> [Problem statement]: Every record that follows must be duplicated exactly, with images left out.

> [Supplied records]:
***
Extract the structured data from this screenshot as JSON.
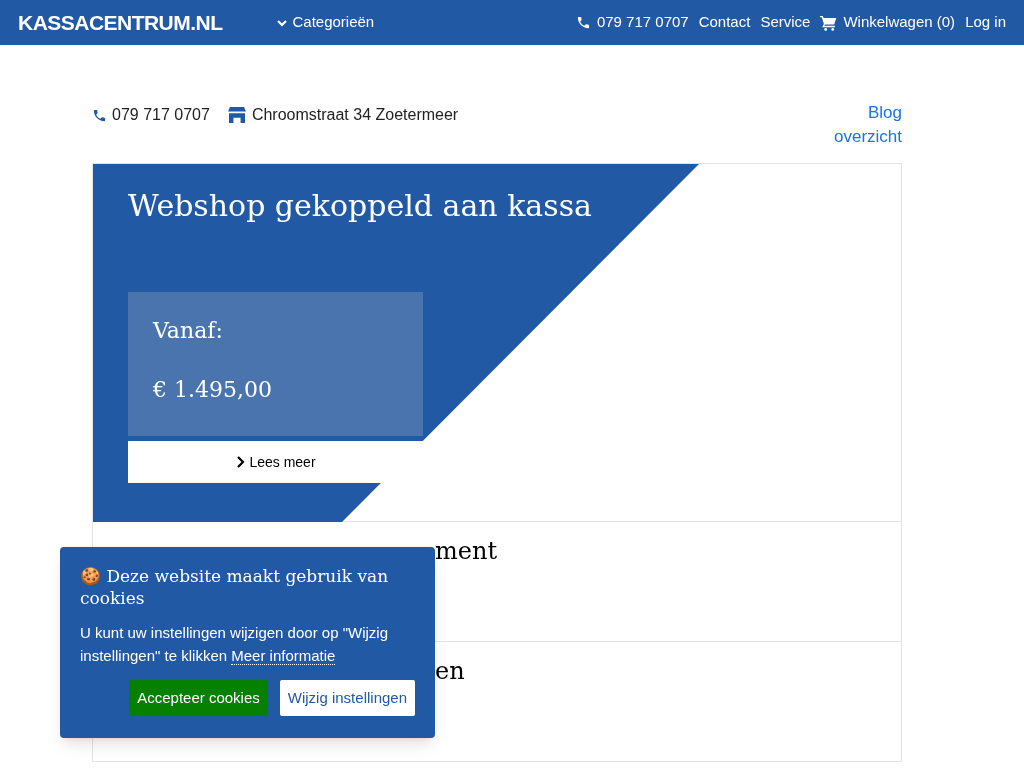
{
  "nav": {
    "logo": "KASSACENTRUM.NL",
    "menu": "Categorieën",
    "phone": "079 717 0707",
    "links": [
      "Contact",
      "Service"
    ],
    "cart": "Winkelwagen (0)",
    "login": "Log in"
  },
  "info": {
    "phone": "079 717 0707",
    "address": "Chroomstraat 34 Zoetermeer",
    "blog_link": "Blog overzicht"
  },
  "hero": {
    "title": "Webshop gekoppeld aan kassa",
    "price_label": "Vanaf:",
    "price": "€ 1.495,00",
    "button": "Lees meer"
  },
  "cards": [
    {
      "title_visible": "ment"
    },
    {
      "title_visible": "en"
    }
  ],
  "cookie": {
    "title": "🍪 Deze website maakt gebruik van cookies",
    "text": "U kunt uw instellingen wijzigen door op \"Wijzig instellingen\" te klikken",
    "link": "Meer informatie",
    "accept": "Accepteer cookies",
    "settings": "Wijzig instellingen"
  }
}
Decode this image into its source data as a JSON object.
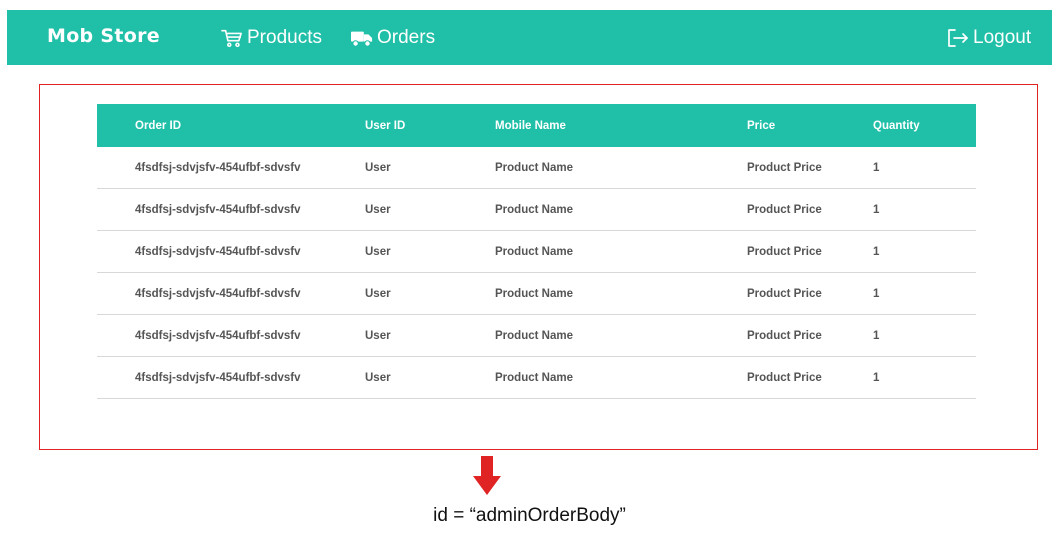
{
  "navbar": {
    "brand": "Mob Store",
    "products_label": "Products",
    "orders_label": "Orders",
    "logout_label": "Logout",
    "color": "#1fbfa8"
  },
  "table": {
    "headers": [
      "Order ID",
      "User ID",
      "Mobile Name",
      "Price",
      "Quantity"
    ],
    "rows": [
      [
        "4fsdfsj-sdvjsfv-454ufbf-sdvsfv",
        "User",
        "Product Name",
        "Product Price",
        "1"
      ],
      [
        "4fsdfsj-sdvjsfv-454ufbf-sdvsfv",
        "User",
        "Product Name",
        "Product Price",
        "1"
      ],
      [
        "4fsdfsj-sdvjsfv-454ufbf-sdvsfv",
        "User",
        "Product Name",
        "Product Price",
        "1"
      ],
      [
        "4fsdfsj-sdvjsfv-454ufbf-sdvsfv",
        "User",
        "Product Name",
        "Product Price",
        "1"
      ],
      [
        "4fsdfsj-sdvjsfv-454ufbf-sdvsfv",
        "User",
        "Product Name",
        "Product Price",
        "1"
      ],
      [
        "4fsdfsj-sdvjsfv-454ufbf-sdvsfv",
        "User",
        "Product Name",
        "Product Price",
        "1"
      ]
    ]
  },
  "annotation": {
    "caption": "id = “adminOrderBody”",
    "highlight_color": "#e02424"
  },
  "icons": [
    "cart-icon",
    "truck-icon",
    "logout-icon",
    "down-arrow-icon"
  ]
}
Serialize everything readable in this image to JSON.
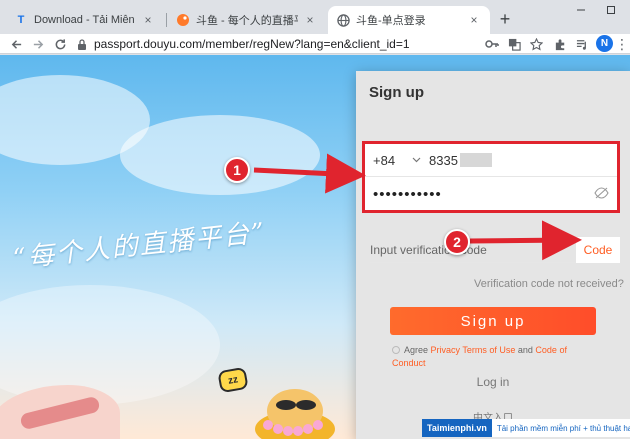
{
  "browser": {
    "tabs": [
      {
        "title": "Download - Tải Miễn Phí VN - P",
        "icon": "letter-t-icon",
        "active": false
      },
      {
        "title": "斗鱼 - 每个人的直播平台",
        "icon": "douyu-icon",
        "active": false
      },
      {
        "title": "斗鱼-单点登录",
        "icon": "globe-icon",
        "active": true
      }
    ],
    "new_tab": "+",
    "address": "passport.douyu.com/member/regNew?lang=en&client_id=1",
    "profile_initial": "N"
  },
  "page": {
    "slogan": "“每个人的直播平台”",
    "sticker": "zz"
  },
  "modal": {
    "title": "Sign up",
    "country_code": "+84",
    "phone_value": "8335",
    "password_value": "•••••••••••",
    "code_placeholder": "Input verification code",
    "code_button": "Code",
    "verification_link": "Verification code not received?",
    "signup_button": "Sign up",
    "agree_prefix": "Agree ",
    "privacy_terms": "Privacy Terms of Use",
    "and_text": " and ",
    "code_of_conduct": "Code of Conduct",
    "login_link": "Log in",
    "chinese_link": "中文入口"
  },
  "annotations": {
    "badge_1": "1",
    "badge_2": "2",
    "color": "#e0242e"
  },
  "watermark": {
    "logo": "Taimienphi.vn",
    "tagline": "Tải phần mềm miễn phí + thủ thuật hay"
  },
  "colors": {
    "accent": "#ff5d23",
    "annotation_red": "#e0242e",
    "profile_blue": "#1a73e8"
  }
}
***
> [Result of this task]:
Extract the structured data from this screenshot as JSON.
{
  "nav": {
    "logo": "KASSACENTRUM.NL",
    "menu": "Categorieën",
    "phone": "079 717 0707",
    "links": [
      "Contact",
      "Service"
    ],
    "cart": "Winkelwagen (0)",
    "login": "Log in"
  },
  "info": {
    "phone": "079 717 0707",
    "address": "Chroomstraat 34 Zoetermeer",
    "blog_link": "Blog overzicht"
  },
  "hero": {
    "title": "Webshop gekoppeld aan kassa",
    "price_label": "Vanaf:",
    "price": "€ 1.495,00",
    "button": "Lees meer"
  },
  "cards": [
    {
      "title_visible": "ment"
    },
    {
      "title_visible": "en"
    }
  ],
  "cookie": {
    "title": "🍪 Deze website maakt gebruik van cookies",
    "text": "U kunt uw instellingen wijzigen door op \"Wijzig instellingen\" te klikken",
    "link": "Meer informatie",
    "accept": "Accepteer cookies",
    "settings": "Wijzig instellingen"
  }
}
Decode this image into its source data as a JSON object.
{
  "navbar": {
    "brand": "Mob Store",
    "products_label": "Products",
    "orders_label": "Orders",
    "logout_label": "Logout",
    "color": "#1fbfa8"
  },
  "table": {
    "headers": [
      "Order ID",
      "User ID",
      "Mobile Name",
      "Price",
      "Quantity"
    ],
    "rows": [
      [
        "4fsdfsj-sdvjsfv-454ufbf-sdvsfv",
        "User",
        "Product Name",
        "Product Price",
        "1"
      ],
      [
        "4fsdfsj-sdvjsfv-454ufbf-sdvsfv",
        "User",
        "Product Name",
        "Product Price",
        "1"
      ],
      [
        "4fsdfsj-sdvjsfv-454ufbf-sdvsfv",
        "User",
        "Product Name",
        "Product Price",
        "1"
      ],
      [
        "4fsdfsj-sdvjsfv-454ufbf-sdvsfv",
        "User",
        "Product Name",
        "Product Price",
        "1"
      ],
      [
        "4fsdfsj-sdvjsfv-454ufbf-sdvsfv",
        "User",
        "Product Name",
        "Product Price",
        "1"
      ],
      [
        "4fsdfsj-sdvjsfv-454ufbf-sdvsfv",
        "User",
        "Product Name",
        "Product Price",
        "1"
      ]
    ]
  },
  "annotation": {
    "caption": "id = “adminOrderBody”",
    "highlight_color": "#e02424"
  },
  "icons": [
    "cart-icon",
    "truck-icon",
    "logout-icon",
    "down-arrow-icon"
  ]
}
Serialize everything readable in this image to JSON.
{
  "browser": {
    "tabs": [
      {
        "title": "Download - Tải Miễn Phí VN - P",
        "icon": "letter-t-icon",
        "active": false
      },
      {
        "title": "斗鱼 - 每个人的直播平台",
        "icon": "douyu-icon",
        "active": false
      },
      {
        "title": "斗鱼-单点登录",
        "icon": "globe-icon",
        "active": true
      }
    ],
    "new_tab": "+",
    "address": "passport.douyu.com/member/regNew?lang=en&client_id=1",
    "profile_initial": "N"
  },
  "page": {
    "slogan": "“每个人的直播平台”",
    "sticker": "zz"
  },
  "modal": {
    "title": "Sign up",
    "country_code": "+84",
    "phone_value": "8335",
    "password_value": "•••••••••••",
    "code_placeholder": "Input verification code",
    "code_button": "Code",
    "verification_link": "Verification code not received?",
    "signup_button": "Sign up",
    "agree_prefix": "Agree ",
    "privacy_terms": "Privacy Terms of Use",
    "and_text": " and ",
    "code_of_conduct": "Code of Conduct",
    "login_link": "Log in",
    "chinese_link": "中文入口"
  },
  "annotations": {
    "badge_1": "1",
    "badge_2": "2",
    "color": "#e0242e"
  },
  "watermark": {
    "logo": "Taimienphi.vn",
    "tagline": "Tải phần mềm miễn phí + thủ thuật hay"
  },
  "colors": {
    "accent": "#ff5d23",
    "annotation_red": "#e0242e",
    "profile_blue": "#1a73e8"
  }
}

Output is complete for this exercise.